**Goal of the exercise:**
Below are the records. Count the lines containing the string "color", and reply with the number alone.

Dataset items:

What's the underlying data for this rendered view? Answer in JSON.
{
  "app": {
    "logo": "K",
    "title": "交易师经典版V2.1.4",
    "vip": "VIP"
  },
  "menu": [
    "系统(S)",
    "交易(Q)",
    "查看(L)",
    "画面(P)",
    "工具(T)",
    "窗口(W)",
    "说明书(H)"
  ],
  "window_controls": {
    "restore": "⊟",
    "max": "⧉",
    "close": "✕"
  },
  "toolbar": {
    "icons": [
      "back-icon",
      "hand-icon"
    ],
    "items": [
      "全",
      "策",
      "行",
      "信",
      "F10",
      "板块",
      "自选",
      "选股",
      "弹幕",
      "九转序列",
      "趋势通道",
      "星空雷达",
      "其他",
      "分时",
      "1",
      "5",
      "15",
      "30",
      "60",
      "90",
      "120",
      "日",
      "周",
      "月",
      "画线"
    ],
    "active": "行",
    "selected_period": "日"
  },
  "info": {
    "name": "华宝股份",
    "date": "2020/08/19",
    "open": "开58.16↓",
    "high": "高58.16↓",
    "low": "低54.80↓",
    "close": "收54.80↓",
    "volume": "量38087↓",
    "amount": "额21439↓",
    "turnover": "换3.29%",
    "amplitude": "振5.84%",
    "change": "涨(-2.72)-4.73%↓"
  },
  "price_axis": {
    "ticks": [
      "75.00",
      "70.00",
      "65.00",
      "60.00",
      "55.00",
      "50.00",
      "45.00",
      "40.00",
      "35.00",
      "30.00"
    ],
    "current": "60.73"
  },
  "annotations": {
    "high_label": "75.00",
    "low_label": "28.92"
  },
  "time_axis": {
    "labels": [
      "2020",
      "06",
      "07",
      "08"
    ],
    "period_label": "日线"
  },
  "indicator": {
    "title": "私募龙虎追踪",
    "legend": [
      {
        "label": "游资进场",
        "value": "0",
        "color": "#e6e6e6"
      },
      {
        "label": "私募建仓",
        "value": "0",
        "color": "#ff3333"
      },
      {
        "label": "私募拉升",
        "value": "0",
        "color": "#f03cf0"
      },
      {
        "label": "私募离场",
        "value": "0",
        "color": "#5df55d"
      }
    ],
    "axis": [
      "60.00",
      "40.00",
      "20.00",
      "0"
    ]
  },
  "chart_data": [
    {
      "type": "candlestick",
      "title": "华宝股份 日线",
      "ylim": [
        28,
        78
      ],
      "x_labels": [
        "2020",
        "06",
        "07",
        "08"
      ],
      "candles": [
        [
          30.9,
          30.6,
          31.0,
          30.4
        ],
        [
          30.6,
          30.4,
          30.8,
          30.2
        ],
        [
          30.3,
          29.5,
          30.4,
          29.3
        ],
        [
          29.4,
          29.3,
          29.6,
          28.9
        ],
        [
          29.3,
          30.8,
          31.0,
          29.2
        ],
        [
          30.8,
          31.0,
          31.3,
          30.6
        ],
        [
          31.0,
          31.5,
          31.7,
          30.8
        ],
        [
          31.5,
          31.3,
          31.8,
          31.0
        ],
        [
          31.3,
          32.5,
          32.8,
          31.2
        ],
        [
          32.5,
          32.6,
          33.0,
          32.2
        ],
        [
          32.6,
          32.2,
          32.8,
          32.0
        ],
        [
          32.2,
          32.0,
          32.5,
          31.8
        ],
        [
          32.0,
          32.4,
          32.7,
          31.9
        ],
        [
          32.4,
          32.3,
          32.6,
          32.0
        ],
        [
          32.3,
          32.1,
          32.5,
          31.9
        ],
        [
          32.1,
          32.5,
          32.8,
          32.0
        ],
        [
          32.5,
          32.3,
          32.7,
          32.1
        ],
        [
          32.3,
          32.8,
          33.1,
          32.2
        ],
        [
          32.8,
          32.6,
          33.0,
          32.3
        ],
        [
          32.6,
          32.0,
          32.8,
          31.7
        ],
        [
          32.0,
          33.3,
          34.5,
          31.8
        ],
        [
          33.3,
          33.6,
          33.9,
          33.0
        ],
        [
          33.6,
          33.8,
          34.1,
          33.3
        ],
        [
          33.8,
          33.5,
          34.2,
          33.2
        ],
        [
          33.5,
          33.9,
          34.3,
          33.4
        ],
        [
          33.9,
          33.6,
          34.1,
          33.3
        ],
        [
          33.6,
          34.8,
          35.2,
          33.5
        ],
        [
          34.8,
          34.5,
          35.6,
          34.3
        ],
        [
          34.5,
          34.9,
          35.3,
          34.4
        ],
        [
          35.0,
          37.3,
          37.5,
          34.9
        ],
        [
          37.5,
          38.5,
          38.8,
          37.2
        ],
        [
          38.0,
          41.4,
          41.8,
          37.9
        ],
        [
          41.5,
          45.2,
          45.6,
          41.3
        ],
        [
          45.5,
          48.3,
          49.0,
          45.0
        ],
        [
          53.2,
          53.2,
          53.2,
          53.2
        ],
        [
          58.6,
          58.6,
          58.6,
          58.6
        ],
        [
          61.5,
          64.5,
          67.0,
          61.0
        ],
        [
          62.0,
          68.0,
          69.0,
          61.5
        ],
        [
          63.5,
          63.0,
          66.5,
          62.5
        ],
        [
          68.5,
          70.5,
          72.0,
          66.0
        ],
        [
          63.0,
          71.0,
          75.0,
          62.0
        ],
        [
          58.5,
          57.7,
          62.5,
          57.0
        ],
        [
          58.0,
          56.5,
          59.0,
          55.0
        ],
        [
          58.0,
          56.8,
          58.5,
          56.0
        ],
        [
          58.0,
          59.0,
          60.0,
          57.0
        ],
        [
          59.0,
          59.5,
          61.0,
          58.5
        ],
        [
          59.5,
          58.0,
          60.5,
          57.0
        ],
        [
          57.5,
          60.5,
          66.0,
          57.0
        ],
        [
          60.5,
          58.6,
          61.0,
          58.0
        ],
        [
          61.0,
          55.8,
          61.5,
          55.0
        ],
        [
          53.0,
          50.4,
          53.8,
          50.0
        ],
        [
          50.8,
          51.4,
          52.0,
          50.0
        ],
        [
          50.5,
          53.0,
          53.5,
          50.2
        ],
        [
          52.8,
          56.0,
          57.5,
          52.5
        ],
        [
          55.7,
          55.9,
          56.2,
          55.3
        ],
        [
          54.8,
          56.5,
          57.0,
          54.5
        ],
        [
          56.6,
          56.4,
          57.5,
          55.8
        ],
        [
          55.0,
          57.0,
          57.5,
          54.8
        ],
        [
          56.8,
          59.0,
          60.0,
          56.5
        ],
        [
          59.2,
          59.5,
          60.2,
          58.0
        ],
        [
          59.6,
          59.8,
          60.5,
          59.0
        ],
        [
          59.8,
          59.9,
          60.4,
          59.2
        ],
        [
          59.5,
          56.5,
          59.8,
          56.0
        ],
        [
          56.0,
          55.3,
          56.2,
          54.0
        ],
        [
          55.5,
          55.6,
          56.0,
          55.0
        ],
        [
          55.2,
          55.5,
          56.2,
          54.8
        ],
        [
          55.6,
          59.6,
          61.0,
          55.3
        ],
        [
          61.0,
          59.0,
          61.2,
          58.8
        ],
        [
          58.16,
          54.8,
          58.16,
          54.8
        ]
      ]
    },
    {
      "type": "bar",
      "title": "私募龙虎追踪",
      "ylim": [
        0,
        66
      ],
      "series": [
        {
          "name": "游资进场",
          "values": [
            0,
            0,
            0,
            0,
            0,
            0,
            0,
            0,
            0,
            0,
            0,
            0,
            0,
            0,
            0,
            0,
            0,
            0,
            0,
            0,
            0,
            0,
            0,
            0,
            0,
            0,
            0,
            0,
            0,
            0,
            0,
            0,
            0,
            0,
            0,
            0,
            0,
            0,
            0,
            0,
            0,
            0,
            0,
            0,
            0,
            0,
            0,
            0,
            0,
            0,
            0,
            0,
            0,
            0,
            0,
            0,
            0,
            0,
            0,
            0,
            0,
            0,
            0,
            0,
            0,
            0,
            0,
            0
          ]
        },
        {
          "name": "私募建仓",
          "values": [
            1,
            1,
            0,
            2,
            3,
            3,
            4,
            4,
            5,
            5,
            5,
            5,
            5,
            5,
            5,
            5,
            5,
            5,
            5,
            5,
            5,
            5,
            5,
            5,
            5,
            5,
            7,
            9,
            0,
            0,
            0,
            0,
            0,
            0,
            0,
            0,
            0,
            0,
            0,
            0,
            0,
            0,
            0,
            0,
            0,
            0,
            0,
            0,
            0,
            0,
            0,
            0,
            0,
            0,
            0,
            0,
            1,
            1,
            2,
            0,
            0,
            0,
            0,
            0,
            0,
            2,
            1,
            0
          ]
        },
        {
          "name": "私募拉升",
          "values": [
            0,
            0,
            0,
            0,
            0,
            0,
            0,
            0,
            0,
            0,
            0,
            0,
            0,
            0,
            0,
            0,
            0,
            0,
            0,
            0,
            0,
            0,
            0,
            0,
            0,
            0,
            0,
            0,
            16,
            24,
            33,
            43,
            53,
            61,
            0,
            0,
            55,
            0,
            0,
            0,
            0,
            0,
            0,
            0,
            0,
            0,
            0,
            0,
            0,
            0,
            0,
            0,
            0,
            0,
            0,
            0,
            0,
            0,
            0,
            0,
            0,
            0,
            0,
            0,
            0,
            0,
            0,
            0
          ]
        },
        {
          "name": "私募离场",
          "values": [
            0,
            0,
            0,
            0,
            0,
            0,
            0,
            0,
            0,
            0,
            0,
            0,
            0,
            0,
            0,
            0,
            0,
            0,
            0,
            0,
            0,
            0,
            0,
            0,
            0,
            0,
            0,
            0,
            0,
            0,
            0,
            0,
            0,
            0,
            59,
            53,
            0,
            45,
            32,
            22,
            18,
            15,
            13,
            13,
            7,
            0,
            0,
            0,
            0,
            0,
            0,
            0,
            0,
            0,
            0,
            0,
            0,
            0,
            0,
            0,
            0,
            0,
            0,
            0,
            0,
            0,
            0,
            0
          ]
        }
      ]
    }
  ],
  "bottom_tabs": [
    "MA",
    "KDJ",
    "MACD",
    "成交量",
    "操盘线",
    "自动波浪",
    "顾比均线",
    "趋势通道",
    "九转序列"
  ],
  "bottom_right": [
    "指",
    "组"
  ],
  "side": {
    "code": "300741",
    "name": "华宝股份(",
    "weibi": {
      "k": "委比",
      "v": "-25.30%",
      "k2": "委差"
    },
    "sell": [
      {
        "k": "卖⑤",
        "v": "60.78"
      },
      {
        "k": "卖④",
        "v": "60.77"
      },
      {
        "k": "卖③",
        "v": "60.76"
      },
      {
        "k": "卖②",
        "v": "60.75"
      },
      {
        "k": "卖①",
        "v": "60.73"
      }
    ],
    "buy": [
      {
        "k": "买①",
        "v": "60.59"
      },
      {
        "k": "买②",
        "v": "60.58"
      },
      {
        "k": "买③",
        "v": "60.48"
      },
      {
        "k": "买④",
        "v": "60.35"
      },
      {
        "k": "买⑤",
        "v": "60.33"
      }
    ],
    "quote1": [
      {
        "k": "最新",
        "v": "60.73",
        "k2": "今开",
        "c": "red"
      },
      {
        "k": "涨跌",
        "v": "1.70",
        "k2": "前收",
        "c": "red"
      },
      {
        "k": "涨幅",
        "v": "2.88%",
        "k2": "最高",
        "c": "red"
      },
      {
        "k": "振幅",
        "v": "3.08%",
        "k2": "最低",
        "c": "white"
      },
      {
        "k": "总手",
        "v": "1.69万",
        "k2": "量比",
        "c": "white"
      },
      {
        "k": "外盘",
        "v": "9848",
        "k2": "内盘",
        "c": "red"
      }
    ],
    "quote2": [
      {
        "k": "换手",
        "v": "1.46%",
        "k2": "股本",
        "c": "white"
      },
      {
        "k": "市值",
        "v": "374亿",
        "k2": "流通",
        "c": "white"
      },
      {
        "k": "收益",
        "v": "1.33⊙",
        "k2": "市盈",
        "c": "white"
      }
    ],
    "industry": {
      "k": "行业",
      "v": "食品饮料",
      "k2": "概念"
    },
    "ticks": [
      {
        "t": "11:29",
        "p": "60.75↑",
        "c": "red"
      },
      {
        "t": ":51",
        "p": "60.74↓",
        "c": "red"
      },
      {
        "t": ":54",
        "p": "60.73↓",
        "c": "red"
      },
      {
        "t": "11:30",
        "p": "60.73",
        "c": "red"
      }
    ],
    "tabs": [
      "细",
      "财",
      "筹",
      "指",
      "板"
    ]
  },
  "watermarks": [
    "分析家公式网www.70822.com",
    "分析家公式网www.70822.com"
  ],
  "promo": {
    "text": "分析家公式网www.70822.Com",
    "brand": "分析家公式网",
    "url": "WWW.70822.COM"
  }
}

**Result for this exercise:**
4